• **REQUIRED WORK**
Write out all of the data exactly as it appears.

• **DATA SHOWN**
------------------------
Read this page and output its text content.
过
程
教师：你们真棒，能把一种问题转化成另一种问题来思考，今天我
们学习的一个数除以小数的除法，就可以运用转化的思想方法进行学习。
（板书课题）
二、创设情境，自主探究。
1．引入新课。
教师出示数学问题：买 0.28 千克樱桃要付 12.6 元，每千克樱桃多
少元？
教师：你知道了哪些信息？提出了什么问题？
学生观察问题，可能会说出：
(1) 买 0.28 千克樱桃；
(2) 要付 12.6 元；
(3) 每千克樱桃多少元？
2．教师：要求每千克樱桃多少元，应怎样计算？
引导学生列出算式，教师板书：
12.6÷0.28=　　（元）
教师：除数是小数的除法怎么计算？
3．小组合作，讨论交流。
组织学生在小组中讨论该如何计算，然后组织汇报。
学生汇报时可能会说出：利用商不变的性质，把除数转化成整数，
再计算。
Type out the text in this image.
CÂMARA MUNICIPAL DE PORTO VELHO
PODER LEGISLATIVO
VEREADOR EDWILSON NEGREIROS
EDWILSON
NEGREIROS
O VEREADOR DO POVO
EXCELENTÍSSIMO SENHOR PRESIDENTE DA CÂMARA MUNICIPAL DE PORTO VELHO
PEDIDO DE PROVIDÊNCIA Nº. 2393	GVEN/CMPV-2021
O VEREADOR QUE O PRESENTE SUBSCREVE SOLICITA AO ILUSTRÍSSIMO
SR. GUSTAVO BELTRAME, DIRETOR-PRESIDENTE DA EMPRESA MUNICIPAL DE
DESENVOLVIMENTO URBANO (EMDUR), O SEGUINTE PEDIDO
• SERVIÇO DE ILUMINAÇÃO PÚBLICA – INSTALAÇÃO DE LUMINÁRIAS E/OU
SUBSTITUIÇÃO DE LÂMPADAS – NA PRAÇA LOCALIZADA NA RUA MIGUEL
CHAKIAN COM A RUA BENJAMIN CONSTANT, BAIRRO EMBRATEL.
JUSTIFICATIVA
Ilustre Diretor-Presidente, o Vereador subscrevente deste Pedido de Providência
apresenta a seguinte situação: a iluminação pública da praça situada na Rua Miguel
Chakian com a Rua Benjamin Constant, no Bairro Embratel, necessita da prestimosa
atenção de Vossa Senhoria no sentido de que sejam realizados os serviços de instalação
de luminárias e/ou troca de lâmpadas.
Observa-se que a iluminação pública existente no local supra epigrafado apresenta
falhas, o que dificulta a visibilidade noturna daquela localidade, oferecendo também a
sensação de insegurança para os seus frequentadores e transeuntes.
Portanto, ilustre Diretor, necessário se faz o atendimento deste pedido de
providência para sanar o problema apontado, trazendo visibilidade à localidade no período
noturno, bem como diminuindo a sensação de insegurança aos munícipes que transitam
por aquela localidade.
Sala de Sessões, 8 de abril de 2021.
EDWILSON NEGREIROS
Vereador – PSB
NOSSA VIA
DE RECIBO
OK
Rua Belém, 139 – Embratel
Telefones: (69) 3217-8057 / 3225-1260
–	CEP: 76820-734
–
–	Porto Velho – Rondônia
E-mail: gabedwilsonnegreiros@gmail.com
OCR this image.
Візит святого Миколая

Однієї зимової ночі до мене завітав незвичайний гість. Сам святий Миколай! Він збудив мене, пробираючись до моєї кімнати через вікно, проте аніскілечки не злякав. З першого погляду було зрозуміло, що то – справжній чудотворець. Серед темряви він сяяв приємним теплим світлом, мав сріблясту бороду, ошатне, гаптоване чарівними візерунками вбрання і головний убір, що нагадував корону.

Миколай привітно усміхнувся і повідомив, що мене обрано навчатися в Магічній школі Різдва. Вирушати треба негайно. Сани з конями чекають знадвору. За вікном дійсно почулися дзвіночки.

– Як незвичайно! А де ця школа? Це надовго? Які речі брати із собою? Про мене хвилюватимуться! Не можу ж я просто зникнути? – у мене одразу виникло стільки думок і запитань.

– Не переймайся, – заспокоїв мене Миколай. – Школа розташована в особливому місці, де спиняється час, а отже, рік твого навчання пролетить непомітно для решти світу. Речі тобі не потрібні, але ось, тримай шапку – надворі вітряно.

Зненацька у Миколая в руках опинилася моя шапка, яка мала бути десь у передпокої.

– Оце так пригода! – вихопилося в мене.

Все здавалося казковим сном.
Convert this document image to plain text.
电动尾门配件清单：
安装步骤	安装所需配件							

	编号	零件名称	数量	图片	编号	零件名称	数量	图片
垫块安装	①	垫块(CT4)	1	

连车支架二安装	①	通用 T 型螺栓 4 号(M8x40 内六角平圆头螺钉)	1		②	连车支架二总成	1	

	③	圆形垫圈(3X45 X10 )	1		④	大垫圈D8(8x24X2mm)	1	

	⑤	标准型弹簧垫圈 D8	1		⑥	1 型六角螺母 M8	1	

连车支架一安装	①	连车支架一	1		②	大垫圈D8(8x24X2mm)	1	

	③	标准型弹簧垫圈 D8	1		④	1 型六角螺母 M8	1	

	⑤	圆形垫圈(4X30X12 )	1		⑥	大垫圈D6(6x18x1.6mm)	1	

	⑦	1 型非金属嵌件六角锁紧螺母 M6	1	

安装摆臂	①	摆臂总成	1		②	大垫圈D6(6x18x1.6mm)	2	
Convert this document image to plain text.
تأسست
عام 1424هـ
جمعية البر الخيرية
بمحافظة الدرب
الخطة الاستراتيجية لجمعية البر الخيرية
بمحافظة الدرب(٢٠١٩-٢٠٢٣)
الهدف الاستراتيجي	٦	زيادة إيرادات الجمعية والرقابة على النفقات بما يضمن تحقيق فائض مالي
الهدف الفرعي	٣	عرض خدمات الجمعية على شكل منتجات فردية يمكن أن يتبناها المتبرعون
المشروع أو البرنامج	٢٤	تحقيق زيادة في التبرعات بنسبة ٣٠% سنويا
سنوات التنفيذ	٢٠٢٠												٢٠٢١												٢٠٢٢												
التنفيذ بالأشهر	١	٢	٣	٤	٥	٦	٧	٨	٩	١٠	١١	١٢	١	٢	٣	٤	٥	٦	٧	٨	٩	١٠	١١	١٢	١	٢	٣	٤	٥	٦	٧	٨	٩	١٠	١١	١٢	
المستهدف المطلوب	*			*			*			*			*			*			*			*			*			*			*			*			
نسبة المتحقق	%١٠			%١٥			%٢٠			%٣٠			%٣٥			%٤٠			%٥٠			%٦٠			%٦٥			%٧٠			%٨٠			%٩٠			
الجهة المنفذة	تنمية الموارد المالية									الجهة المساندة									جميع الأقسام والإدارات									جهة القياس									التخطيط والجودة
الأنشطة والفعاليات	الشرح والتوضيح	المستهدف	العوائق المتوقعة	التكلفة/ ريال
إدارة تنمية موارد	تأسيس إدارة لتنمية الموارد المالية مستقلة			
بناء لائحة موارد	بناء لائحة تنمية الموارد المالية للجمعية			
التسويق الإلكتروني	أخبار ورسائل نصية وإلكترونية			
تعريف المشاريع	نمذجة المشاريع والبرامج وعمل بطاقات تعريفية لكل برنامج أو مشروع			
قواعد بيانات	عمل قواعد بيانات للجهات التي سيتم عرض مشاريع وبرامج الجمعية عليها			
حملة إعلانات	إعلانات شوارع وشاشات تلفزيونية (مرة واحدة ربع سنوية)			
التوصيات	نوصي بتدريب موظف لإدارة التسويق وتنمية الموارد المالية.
------------------------
• **COMPLETE RESPONSE**
Read this page and output its text content.
过
程
教师：你们真棒，能把一种问题转化成另一种问题来思考，今天我
们学习的一个数除以小数的除法，就可以运用转化的思想方法进行学习。
（板书课题）
二、创设情境，自主探究。
1．引入新课。
教师出示数学问题：买 0.28 千克樱桃要付 12.6 元，每千克樱桃多
少元？
教师：你知道了哪些信息？提出了什么问题？
学生观察问题，可能会说出：
(1) 买 0.28 千克樱桃；
(2) 要付 12.6 元；
(3) 每千克樱桃多少元？
2．教师：要求每千克樱桃多少元，应怎样计算？
引导学生列出算式，教师板书：
12.6÷0.28=　　（元）
教师：除数是小数的除法怎么计算？
3．小组合作，讨论交流。
组织学生在小组中讨论该如何计算，然后组织汇报。
学生汇报时可能会说出：利用商不变的性质，把除数转化成整数，
再计算。
Type out the text in this image.
CÂMARA MUNICIPAL DE PORTO VELHO
PODER LEGISLATIVO
VEREADOR EDWILSON NEGREIROS
EDWILSON
NEGREIROS
O VEREADOR DO POVO
EXCELENTÍSSIMO SENHOR PRESIDENTE DA CÂMARA MUNICIPAL DE PORTO VELHO
PEDIDO DE PROVIDÊNCIA Nº. 2393	GVEN/CMPV-2021
O VEREADOR QUE O PRESENTE SUBSCREVE SOLICITA AO ILUSTRÍSSIMO
SR. GUSTAVO BELTRAME, DIRETOR-PRESIDENTE DA EMPRESA MUNICIPAL DE
DESENVOLVIMENTO URBANO (EMDUR), O SEGUINTE PEDIDO
• SERVIÇO DE ILUMINAÇÃO PÚBLICA – INSTALAÇÃO DE LUMINÁRIAS E/OU
SUBSTITUIÇÃO DE LÂMPADAS – NA PRAÇA LOCALIZADA NA RUA MIGUEL
CHAKIAN COM A RUA BENJAMIN CONSTANT, BAIRRO EMBRATEL.
JUSTIFICATIVA
Ilustre Diretor-Presidente, o Vereador subscrevente deste Pedido de Providência
apresenta a seguinte situação: a iluminação pública da praça situada na Rua Miguel
Chakian com a Rua Benjamin Constant, no Bairro Embratel, necessita da prestimosa
atenção de Vossa Senhoria no sentido de que sejam realizados os serviços de instalação
de luminárias e/ou troca de lâmpadas.
Observa-se que a iluminação pública existente no local supra epigrafado apresenta
falhas, o que dificulta a visibilidade noturna daquela localidade, oferecendo também a
sensação de insegurança para os seus frequentadores e transeuntes.
Portanto, ilustre Diretor, necessário se faz o atendimento deste pedido de
providência para sanar o problema apontado, trazendo visibilidade à localidade no período
noturno, bem como diminuindo a sensação de insegurança aos munícipes que transitam
por aquela localidade.
Sala de Sessões, 8 de abril de 2021.
EDWILSON NEGREIROS
Vereador – PSB
NOSSA VIA
DE RECIBO
OK
Rua Belém, 139 – Embratel
Telefones: (69) 3217-8057 / 3225-1260
–	CEP: 76820-734
–
–	Porto Velho – Rondônia
E-mail: gabedwilsonnegreiros@gmail.com
OCR this image.
Візит святого Миколая

Однієї зимової ночі до мене завітав незвичайний гість. Сам святий Миколай! Він збудив мене, пробираючись до моєї кімнати через вікно, проте аніскілечки не злякав. З першого погляду було зрозуміло, що то – справжній чудотворець. Серед темряви він сяяв приємним теплим світлом, мав сріблясту бороду, ошатне, гаптоване чарівними візерунками вбрання і головний убір, що нагадував корону.

Миколай привітно усміхнувся і повідомив, що мене обрано навчатися в Магічній школі Різдва. Вирушати треба негайно. Сани з конями чекають знадвору. За вікном дійсно почулися дзвіночки.

– Як незвичайно! А де ця школа? Це надовго? Які речі брати із собою? Про мене хвилюватимуться! Не можу ж я просто зникнути? – у мене одразу виникло стільки думок і запитань.

– Не переймайся, – заспокоїв мене Миколай. – Школа розташована в особливому місці, де спиняється час, а отже, рік твого навчання пролетить непомітно для решти світу. Речі тобі не потрібні, але ось, тримай шапку – надворі вітряно.

Зненацька у Миколая в руках опинилася моя шапка, яка мала бути десь у передпокої.

– Оце так пригода! – вихопилося в мене.

Все здавалося казковим сном.
Convert this document image to plain text.
电动尾门配件清单：
安装步骤	安装所需配件							

	编号	零件名称	数量	图片	编号	零件名称	数量	图片
垫块安装	①	垫块(CT4)	1	

连车支架二安装	①	通用 T 型螺栓 4 号(M8x40 内六角平圆头螺钉)	1		②	连车支架二总成	1	

	③	圆形垫圈(3X45 X10 )	1		④	大垫圈D8(8x24X2mm)	1	

	⑤	标准型弹簧垫圈 D8	1		⑥	1 型六角螺母 M8	1	

连车支架一安装	①	连车支架一	1		②	大垫圈D8(8x24X2mm)	1	

	③	标准型弹簧垫圈 D8	1		④	1 型六角螺母 M8	1	

	⑤	圆形垫圈(4X30X12 )	1		⑥	大垫圈D6(6x18x1.6mm)	1	

	⑦	1 型非金属嵌件六角锁紧螺母 M6	1	

安装摆臂	①	摆臂总成	1		②	大垫圈D6(6x18x1.6mm)	2	
Convert this document image to plain text.
تأسست
عام 1424هـ
جمعية البر الخيرية
بمحافظة الدرب
الخطة الاستراتيجية لجمعية البر الخيرية
بمحافظة الدرب(٢٠١٩-٢٠٢٣)
الهدف الاستراتيجي	٦	زيادة إيرادات الجمعية والرقابة على النفقات بما يضمن تحقيق فائض مالي
الهدف الفرعي	٣	عرض خدمات الجمعية على شكل منتجات فردية يمكن أن يتبناها المتبرعون
المشروع أو البرنامج	٢٤	تحقيق زيادة في التبرعات بنسبة ٣٠% سنويا
سنوات التنفيذ	٢٠٢٠												٢٠٢١												٢٠٢٢												
التنفيذ بالأشهر	١	٢	٣	٤	٥	٦	٧	٨	٩	١٠	١١	١٢	١	٢	٣	٤	٥	٦	٧	٨	٩	١٠	١١	١٢	١	٢	٣	٤	٥	٦	٧	٨	٩	١٠	١١	١٢	
المستهدف المطلوب	*			*			*			*			*			*			*			*			*			*			*			*			
نسبة المتحقق	%١٠			%١٥			%٢٠			%٣٠			%٣٥			%٤٠			%٥٠			%٦٠			%٦٥			%٧٠			%٨٠			%٩٠			
الجهة المنفذة	تنمية الموارد المالية									الجهة المساندة									جميع الأقسام والإدارات									جهة القياس									التخطيط والجودة
الأنشطة والفعاليات	الشرح والتوضيح	المستهدف	العوائق المتوقعة	التكلفة/ ريال
إدارة تنمية موارد	تأسيس إدارة لتنمية الموارد المالية مستقلة			
بناء لائحة موارد	بناء لائحة تنمية الموارد المالية للجمعية			
التسويق الإلكتروني	أخبار ورسائل نصية وإلكترونية			
تعريف المشاريع	نمذجة المشاريع والبرامج وعمل بطاقات تعريفية لكل برنامج أو مشروع			
قواعد بيانات	عمل قواعد بيانات للجهات التي سيتم عرض مشاريع وبرامج الجمعية عليها			
حملة إعلانات	إعلانات شوارع وشاشات تلفزيونية (مرة واحدة ربع سنوية)			
التوصيات	نوصي بتدريب موظف لإدارة التسويق وتنمية الموارد المالية.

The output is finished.